**Given exercise:**
Change every "interactable" in these lines to "clickable" and reproduce the lines with nothing else altered.

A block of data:
---*---

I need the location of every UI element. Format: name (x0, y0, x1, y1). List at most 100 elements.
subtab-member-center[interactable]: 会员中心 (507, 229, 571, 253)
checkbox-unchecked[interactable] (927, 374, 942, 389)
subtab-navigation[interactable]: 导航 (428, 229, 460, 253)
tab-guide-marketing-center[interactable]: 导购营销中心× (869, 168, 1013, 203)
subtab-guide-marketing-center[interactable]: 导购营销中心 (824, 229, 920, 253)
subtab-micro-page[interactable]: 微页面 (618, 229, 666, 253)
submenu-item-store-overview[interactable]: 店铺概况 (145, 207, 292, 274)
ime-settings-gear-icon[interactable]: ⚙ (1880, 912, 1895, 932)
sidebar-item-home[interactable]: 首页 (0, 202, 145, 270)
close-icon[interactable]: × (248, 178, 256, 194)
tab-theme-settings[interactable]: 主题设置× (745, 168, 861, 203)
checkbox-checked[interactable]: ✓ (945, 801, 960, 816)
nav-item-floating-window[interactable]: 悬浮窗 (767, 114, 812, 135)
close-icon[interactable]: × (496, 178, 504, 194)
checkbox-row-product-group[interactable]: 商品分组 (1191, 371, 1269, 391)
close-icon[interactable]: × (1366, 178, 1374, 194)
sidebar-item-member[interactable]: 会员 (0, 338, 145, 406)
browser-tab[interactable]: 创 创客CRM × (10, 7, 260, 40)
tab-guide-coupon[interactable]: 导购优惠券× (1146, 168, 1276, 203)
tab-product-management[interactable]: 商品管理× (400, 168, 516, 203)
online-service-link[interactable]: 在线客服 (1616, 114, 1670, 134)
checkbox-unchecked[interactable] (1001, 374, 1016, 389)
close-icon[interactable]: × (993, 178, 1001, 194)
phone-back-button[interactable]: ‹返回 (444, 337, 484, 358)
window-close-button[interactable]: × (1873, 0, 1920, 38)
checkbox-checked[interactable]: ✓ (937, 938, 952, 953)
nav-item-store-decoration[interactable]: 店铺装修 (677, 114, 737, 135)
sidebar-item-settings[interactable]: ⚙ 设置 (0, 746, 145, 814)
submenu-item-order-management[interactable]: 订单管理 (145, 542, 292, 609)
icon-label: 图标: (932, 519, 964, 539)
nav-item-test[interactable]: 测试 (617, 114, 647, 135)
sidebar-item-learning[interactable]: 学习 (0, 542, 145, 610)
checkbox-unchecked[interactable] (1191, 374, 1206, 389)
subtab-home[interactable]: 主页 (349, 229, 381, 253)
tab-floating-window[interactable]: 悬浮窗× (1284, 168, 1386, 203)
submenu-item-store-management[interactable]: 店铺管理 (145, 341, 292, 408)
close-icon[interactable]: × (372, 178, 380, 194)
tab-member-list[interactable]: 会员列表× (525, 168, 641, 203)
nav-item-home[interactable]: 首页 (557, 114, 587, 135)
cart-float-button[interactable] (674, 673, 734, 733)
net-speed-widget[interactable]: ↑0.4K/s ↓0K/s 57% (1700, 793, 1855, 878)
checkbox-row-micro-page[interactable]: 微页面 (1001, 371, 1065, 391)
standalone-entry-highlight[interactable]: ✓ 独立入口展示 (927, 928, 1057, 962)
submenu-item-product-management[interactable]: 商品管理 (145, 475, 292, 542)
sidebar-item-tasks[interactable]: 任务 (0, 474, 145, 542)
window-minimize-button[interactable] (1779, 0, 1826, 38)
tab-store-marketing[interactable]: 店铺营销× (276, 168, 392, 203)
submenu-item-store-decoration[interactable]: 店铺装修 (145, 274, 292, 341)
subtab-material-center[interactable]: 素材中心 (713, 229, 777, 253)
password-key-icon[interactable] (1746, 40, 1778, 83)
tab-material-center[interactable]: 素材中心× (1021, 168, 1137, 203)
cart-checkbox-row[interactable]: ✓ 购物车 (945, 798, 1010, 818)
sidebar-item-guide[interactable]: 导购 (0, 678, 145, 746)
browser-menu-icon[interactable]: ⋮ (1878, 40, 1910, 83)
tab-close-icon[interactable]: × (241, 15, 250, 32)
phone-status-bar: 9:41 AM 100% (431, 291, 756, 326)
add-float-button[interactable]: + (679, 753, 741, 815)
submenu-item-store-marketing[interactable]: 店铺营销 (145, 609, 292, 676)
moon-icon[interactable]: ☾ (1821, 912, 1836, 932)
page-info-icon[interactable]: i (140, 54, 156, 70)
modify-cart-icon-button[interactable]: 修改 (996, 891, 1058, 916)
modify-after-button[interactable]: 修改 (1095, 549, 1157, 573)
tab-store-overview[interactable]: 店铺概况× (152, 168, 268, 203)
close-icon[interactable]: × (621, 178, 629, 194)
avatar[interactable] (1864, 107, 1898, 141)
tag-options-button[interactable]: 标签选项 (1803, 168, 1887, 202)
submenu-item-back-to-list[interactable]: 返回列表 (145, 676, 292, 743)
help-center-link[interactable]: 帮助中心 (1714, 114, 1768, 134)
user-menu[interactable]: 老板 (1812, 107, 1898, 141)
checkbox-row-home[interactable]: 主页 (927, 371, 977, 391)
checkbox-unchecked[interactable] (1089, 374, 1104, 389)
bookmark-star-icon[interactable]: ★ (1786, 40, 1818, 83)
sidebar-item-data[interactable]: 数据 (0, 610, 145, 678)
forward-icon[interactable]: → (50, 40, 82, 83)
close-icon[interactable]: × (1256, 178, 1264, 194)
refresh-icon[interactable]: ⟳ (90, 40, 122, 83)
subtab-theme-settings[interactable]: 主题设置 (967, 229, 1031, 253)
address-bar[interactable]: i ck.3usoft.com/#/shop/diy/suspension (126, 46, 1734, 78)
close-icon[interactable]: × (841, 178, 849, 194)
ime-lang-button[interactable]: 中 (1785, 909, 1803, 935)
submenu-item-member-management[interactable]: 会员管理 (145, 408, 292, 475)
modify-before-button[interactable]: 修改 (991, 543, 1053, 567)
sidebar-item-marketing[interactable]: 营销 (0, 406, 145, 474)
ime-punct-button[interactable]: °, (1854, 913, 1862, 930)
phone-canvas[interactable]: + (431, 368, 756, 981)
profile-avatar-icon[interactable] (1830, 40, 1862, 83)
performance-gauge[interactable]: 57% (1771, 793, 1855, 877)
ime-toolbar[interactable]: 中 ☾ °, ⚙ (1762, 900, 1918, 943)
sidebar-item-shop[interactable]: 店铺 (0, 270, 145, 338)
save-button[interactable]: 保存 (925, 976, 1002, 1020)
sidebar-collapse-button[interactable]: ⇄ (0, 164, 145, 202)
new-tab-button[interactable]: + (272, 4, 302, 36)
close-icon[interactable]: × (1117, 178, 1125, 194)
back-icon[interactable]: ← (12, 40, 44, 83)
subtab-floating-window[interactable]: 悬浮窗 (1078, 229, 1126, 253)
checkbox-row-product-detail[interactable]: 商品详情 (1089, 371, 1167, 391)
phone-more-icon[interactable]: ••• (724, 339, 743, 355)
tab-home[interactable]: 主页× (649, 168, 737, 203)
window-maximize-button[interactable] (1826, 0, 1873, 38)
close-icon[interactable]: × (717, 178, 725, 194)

---*---

**Task output:**
I need the location of every UI element. Format: name (x0, y0, x1, y1). List at most 100 elements.
subtab-member-center[clickable]: 会员中心 (507, 229, 571, 253)
checkbox-unchecked[clickable] (927, 374, 942, 389)
subtab-navigation[clickable]: 导航 (428, 229, 460, 253)
tab-guide-marketing-center[clickable]: 导购营销中心× (869, 168, 1013, 203)
subtab-guide-marketing-center[clickable]: 导购营销中心 (824, 229, 920, 253)
subtab-micro-page[clickable]: 微页面 (618, 229, 666, 253)
submenu-item-store-overview[clickable]: 店铺概况 (145, 207, 292, 274)
ime-settings-gear-icon[clickable]: ⚙ (1880, 912, 1895, 932)
sidebar-item-home[clickable]: 首页 (0, 202, 145, 270)
close-icon[clickable]: × (248, 178, 256, 194)
tab-theme-settings[clickable]: 主题设置× (745, 168, 861, 203)
checkbox-checked[clickable]: ✓ (945, 801, 960, 816)
nav-item-floating-window[clickable]: 悬浮窗 (767, 114, 812, 135)
close-icon[clickable]: × (496, 178, 504, 194)
checkbox-row-product-group[clickable]: 商品分组 (1191, 371, 1269, 391)
close-icon[clickable]: × (1366, 178, 1374, 194)
sidebar-item-member[clickable]: 会员 (0, 338, 145, 406)
browser-tab[clickable]: 创 创客CRM × (10, 7, 260, 40)
tab-guide-coupon[clickable]: 导购优惠券× (1146, 168, 1276, 203)
tab-product-management[clickable]: 商品管理× (400, 168, 516, 203)
online-service-link[clickable]: 在线客服 (1616, 114, 1670, 134)
checkbox-unchecked[clickable] (1001, 374, 1016, 389)
close-icon[clickable]: × (993, 178, 1001, 194)
phone-back-button[clickable]: ‹返回 (444, 337, 484, 358)
window-close-button[clickable]: × (1873, 0, 1920, 38)
checkbox-checked[clickable]: ✓ (937, 938, 952, 953)
nav-item-store-decoration[clickable]: 店铺装修 (677, 114, 737, 135)
sidebar-item-settings[clickable]: ⚙ 设置 (0, 746, 145, 814)
submenu-item-order-management[clickable]: 订单管理 (145, 542, 292, 609)
icon-label: 图标: (932, 519, 964, 539)
nav-item-test[clickable]: 测试 (617, 114, 647, 135)
sidebar-item-learning[clickable]: 学习 (0, 542, 145, 610)
checkbox-unchecked[clickable] (1191, 374, 1206, 389)
subtab-home[clickable]: 主页 (349, 229, 381, 253)
tab-floating-window[clickable]: 悬浮窗× (1284, 168, 1386, 203)
submenu-item-store-management[clickable]: 店铺管理 (145, 341, 292, 408)
close-icon[clickable]: × (372, 178, 380, 194)
tab-member-list[clickable]: 会员列表× (525, 168, 641, 203)
nav-item-home[clickable]: 首页 (557, 114, 587, 135)
cart-float-button[clickable] (674, 673, 734, 733)
net-speed-widget[clickable]: ↑0.4K/s ↓0K/s 57% (1700, 793, 1855, 878)
checkbox-row-micro-page[clickable]: 微页面 (1001, 371, 1065, 391)
standalone-entry-highlight[clickable]: ✓ 独立入口展示 (927, 928, 1057, 962)
submenu-item-product-management[clickable]: 商品管理 (145, 475, 292, 542)
sidebar-item-tasks[clickable]: 任务 (0, 474, 145, 542)
window-minimize-button[clickable] (1779, 0, 1826, 38)
tab-store-marketing[clickable]: 店铺营销× (276, 168, 392, 203)
submenu-item-store-decoration[clickable]: 店铺装修 (145, 274, 292, 341)
subtab-material-center[clickable]: 素材中心 (713, 229, 777, 253)
password-key-icon[clickable] (1746, 40, 1778, 83)
tab-material-center[clickable]: 素材中心× (1021, 168, 1137, 203)
cart-checkbox-row[clickable]: ✓ 购物车 (945, 798, 1010, 818)
sidebar-item-guide[clickable]: 导购 (0, 678, 145, 746)
browser-menu-icon[clickable]: ⋮ (1878, 40, 1910, 83)
tab-close-icon[clickable]: × (241, 15, 250, 32)
phone-status-bar: 9:41 AM 100% (431, 291, 756, 326)
add-float-button[clickable]: + (679, 753, 741, 815)
submenu-item-store-marketing[clickable]: 店铺营销 (145, 609, 292, 676)
moon-icon[clickable]: ☾ (1821, 912, 1836, 932)
page-info-icon[clickable]: i (140, 54, 156, 70)
modify-cart-icon-button[clickable]: 修改 (996, 891, 1058, 916)
modify-after-button[clickable]: 修改 (1095, 549, 1157, 573)
tab-store-overview[clickable]: 店铺概况× (152, 168, 268, 203)
close-icon[clickable]: × (621, 178, 629, 194)
avatar[clickable] (1864, 107, 1898, 141)
tag-options-button[clickable]: 标签选项 (1803, 168, 1887, 202)
submenu-item-back-to-list[clickable]: 返回列表 (145, 676, 292, 743)
help-center-link[clickable]: 帮助中心 (1714, 114, 1768, 134)
user-menu[clickable]: 老板 (1812, 107, 1898, 141)
checkbox-row-home[clickable]: 主页 (927, 371, 977, 391)
checkbox-unchecked[clickable] (1089, 374, 1104, 389)
bookmark-star-icon[clickable]: ★ (1786, 40, 1818, 83)
sidebar-item-data[clickable]: 数据 (0, 610, 145, 678)
forward-icon[clickable]: → (50, 40, 82, 83)
close-icon[clickable]: × (1256, 178, 1264, 194)
refresh-icon[clickable]: ⟳ (90, 40, 122, 83)
subtab-theme-settings[clickable]: 主题设置 (967, 229, 1031, 253)
address-bar[clickable]: i ck.3usoft.com/#/shop/diy/suspension (126, 46, 1734, 78)
close-icon[clickable]: × (841, 178, 849, 194)
ime-lang-button[clickable]: 中 (1785, 909, 1803, 935)
submenu-item-member-management[clickable]: 会员管理 (145, 408, 292, 475)
modify-before-button[clickable]: 修改 (991, 543, 1053, 567)
sidebar-item-marketing[clickable]: 营销 (0, 406, 145, 474)
ime-punct-button[clickable]: °, (1854, 913, 1862, 930)
phone-canvas[clickable]: + (431, 368, 756, 981)
profile-avatar-icon[clickable] (1830, 40, 1862, 83)
performance-gauge[clickable]: 57% (1771, 793, 1855, 877)
ime-toolbar[clickable]: 中 ☾ °, ⚙ (1762, 900, 1918, 943)
sidebar-item-shop[clickable]: 店铺 (0, 270, 145, 338)
save-button[clickable]: 保存 (925, 976, 1002, 1020)
sidebar-collapse-button[clickable]: ⇄ (0, 164, 145, 202)
new-tab-button[clickable]: + (272, 4, 302, 36)
close-icon[clickable]: × (1117, 178, 1125, 194)
back-icon[clickable]: ← (12, 40, 44, 83)
subtab-floating-window[clickable]: 悬浮窗 (1078, 229, 1126, 253)
checkbox-row-product-detail[clickable]: 商品详情 (1089, 371, 1167, 391)
phone-more-icon[clickable]: ••• (724, 339, 743, 355)
tab-home[clickable]: 主页× (649, 168, 737, 203)
window-maximize-button[clickable] (1826, 0, 1873, 38)
close-icon[clickable]: × (717, 178, 725, 194)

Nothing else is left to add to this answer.